→ Task to complete
Return all of the entries word for word, but omit the pictures they contain.

→ Material provided
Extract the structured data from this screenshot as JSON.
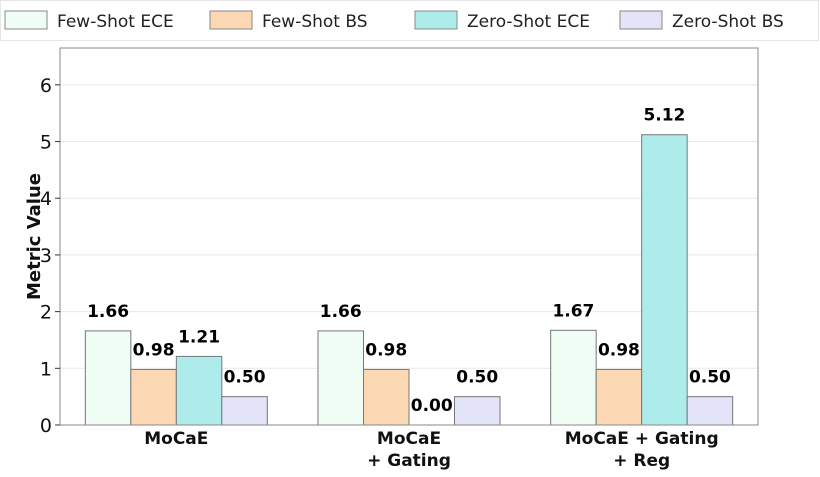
{
  "chart_data": {
    "type": "bar",
    "categories": [
      [
        "MoCaE"
      ],
      [
        "MoCaE",
        "+ Gating"
      ],
      [
        "MoCaE + Gating",
        "+ Reg"
      ]
    ],
    "series": [
      {
        "name": "Few-Shot ECE",
        "values": [
          1.66,
          1.66,
          1.67
        ],
        "labels": [
          "1.66",
          "1.66",
          "1.67"
        ],
        "color": "#f0fdf4"
      },
      {
        "name": "Few-Shot BS",
        "values": [
          0.98,
          0.98,
          0.98
        ],
        "labels": [
          "0.98",
          "0.98",
          "0.98"
        ],
        "color": "#fcd9b4"
      },
      {
        "name": "Zero-Shot ECE",
        "values": [
          1.21,
          0.0,
          5.12
        ],
        "labels": [
          "1.21",
          "0.00",
          "5.12"
        ],
        "color": "#aeecec"
      },
      {
        "name": "Zero-Shot BS",
        "values": [
          0.5,
          0.5,
          0.5
        ],
        "labels": [
          "0.50",
          "0.50",
          "0.50"
        ],
        "color": "#e3e3fa"
      }
    ],
    "ylabel": "Metric Value",
    "xlabel": "",
    "ylim": [
      0,
      6.65
    ],
    "yticks": [
      0,
      1,
      2,
      3,
      4,
      5,
      6
    ],
    "grid": true,
    "legend": "top"
  }
}
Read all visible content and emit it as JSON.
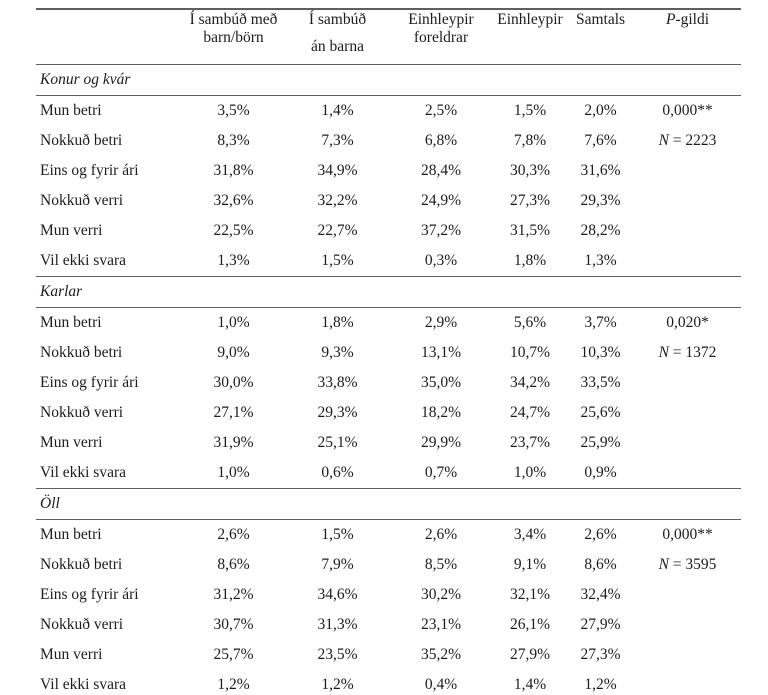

→ Task output
Extract the structured data from this screenshot as JSON.
{
  "chart_data": {
    "type": "bar",
    "categories": [
      [
        "MoCaE"
      ],
      [
        "MoCaE",
        "+ Gating"
      ],
      [
        "MoCaE + Gating",
        "+ Reg"
      ]
    ],
    "series": [
      {
        "name": "Few-Shot ECE",
        "values": [
          1.66,
          1.66,
          1.67
        ],
        "labels": [
          "1.66",
          "1.66",
          "1.67"
        ],
        "color": "#f0fdf4"
      },
      {
        "name": "Few-Shot BS",
        "values": [
          0.98,
          0.98,
          0.98
        ],
        "labels": [
          "0.98",
          "0.98",
          "0.98"
        ],
        "color": "#fcd9b4"
      },
      {
        "name": "Zero-Shot ECE",
        "values": [
          1.21,
          0.0,
          5.12
        ],
        "labels": [
          "1.21",
          "0.00",
          "5.12"
        ],
        "color": "#aeecec"
      },
      {
        "name": "Zero-Shot BS",
        "values": [
          0.5,
          0.5,
          0.5
        ],
        "labels": [
          "0.50",
          "0.50",
          "0.50"
        ],
        "color": "#e3e3fa"
      }
    ],
    "ylabel": "Metric Value",
    "xlabel": "",
    "ylim": [
      0,
      6.65
    ],
    "yticks": [
      0,
      1,
      2,
      3,
      4,
      5,
      6
    ],
    "grid": true,
    "legend": "top"
  }
}
Read all visible content and emit it as JSON.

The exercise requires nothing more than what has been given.